- [Exercise inputs]:
════
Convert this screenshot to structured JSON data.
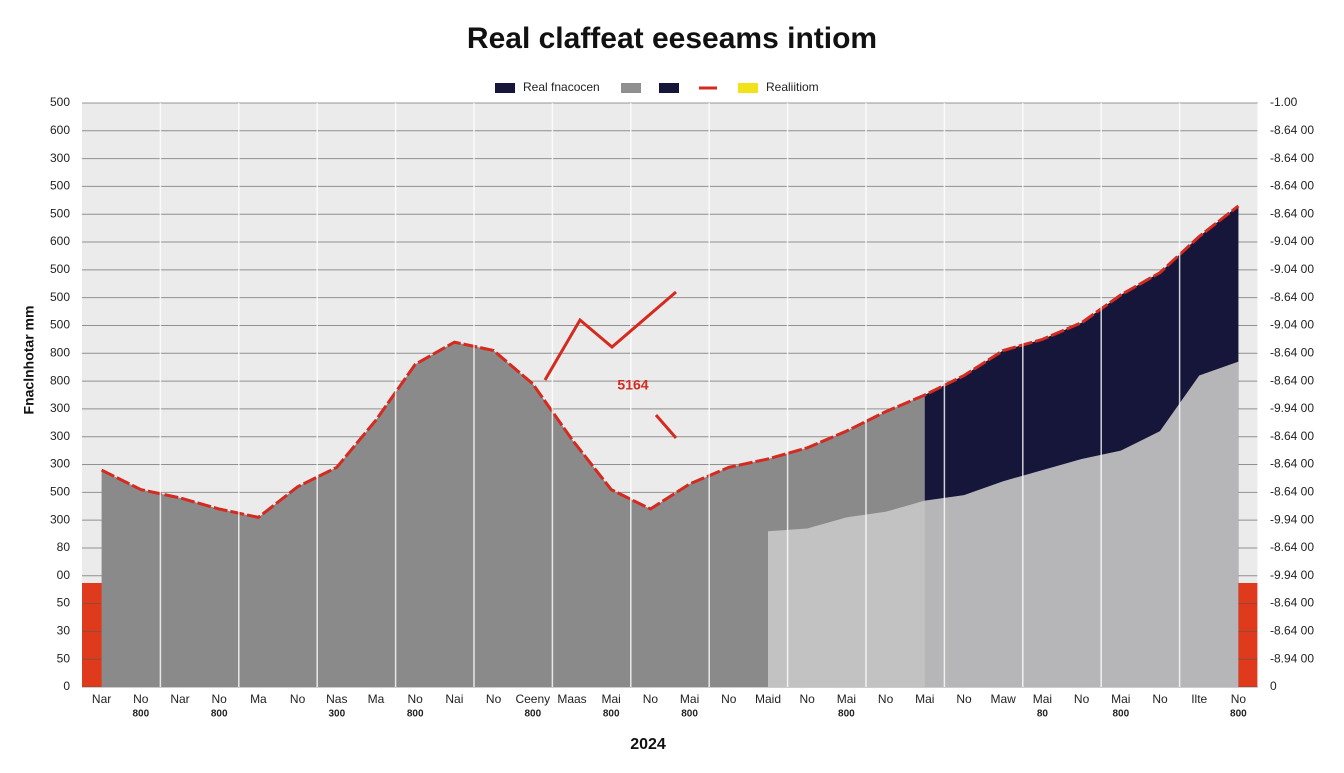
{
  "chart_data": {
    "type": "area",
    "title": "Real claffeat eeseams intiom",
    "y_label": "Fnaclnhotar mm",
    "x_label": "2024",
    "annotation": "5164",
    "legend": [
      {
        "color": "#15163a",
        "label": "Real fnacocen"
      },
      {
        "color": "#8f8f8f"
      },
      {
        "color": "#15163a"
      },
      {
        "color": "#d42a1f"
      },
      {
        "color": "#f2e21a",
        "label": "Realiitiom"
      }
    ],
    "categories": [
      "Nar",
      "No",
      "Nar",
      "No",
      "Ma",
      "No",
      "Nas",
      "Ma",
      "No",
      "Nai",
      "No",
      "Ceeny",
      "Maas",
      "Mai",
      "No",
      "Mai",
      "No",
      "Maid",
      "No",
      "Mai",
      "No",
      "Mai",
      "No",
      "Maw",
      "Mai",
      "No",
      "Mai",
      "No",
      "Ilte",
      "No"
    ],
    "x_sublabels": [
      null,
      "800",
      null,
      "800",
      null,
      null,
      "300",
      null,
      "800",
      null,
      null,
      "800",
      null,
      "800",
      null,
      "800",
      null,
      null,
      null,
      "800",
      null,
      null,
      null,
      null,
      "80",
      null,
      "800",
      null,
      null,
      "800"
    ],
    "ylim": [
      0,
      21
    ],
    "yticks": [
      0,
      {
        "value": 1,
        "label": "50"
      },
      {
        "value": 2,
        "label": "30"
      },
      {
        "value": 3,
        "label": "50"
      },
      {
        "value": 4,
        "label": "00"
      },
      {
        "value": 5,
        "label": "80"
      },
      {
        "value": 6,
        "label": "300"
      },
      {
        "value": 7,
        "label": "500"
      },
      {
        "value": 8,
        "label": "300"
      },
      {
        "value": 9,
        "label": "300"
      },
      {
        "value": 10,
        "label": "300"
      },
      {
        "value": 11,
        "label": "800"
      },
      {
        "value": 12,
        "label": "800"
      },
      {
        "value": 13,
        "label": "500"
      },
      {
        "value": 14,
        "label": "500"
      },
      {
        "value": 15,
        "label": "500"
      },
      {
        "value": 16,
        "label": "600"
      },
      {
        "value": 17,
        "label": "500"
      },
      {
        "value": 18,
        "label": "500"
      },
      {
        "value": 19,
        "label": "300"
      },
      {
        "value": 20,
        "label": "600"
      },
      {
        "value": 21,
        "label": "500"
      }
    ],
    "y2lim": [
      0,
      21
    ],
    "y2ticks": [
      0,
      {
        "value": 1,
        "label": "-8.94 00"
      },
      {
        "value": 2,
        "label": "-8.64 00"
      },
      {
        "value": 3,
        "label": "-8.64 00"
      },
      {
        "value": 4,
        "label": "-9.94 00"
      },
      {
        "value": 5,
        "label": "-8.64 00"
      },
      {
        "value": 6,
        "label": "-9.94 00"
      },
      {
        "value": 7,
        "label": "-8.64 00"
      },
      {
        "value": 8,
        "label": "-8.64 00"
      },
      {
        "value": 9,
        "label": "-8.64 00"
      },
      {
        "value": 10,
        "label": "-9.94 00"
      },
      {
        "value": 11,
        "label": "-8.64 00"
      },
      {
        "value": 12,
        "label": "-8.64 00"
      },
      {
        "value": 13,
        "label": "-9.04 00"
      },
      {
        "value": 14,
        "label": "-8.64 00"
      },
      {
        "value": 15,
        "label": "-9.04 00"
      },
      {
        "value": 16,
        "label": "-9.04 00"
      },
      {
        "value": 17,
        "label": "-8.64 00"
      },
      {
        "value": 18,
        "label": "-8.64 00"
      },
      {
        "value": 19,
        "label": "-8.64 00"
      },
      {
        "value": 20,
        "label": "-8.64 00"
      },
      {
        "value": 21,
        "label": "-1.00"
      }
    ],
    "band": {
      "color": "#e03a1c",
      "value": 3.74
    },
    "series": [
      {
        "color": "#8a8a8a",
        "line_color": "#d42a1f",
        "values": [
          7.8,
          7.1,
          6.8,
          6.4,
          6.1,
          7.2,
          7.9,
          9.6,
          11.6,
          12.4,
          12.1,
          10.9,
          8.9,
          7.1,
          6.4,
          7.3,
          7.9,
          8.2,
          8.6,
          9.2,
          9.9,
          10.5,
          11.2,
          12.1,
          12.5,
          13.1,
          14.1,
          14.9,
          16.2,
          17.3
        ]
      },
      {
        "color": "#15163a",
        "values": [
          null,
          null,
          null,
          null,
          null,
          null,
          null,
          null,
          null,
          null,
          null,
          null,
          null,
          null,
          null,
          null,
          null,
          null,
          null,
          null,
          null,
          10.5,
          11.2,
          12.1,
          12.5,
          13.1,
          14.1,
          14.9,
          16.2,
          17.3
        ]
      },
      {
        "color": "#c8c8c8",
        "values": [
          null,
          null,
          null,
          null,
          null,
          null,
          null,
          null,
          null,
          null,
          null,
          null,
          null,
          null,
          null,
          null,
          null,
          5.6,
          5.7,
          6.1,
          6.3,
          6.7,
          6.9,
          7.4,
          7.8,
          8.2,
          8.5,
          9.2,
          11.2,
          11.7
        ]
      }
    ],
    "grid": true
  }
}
════
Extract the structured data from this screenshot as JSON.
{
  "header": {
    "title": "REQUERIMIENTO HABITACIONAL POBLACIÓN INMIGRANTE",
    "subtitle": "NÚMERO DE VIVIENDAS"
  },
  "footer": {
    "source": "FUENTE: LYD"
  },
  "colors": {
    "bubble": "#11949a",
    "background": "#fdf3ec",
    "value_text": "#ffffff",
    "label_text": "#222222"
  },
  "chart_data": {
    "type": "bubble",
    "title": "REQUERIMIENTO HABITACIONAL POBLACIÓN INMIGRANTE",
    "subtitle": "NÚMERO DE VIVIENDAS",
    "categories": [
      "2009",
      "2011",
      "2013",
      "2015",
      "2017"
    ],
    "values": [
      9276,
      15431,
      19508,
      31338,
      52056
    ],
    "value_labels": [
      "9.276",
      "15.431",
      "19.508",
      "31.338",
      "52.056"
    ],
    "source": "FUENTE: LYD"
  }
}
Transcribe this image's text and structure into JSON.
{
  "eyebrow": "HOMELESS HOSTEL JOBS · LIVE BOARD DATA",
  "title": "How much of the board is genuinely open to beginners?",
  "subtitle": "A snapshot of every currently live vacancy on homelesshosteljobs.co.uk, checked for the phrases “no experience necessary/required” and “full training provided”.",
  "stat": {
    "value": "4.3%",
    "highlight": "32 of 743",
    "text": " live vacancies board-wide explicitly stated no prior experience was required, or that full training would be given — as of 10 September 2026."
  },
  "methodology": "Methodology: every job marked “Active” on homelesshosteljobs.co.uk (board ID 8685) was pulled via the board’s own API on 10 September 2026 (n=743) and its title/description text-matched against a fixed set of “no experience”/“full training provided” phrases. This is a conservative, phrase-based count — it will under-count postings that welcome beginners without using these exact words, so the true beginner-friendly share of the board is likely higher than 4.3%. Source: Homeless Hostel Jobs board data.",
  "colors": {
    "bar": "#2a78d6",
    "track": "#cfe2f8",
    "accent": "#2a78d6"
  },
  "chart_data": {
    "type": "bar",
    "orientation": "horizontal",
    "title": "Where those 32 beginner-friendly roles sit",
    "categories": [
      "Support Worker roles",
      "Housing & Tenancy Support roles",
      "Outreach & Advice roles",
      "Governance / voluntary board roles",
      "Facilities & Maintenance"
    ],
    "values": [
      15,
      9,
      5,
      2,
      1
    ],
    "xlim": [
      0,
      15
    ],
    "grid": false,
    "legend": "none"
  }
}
════
- [Problem requirements]:
Gather all lines with the string "friendly" from the data.

- [Correct result]:
  "methodology": "Methodology: every job marked “Active” on homelesshosteljobs.co.uk (board ID 8685) was pulled via the board’s own API on 10 September 2026 (n=743) and its title/description text-matched against a fixed set of “no experience”/“full training provided” phrases. This is a conservative, phrase-based count — it will under-count postings that welcome beginners without using these exact words, so the true beginner-friendly share of the board is likely higher than 4.3%. Source: Homeless Hostel Jobs board data.",
    "title": "Where those 32 beginner-friendly roles sit",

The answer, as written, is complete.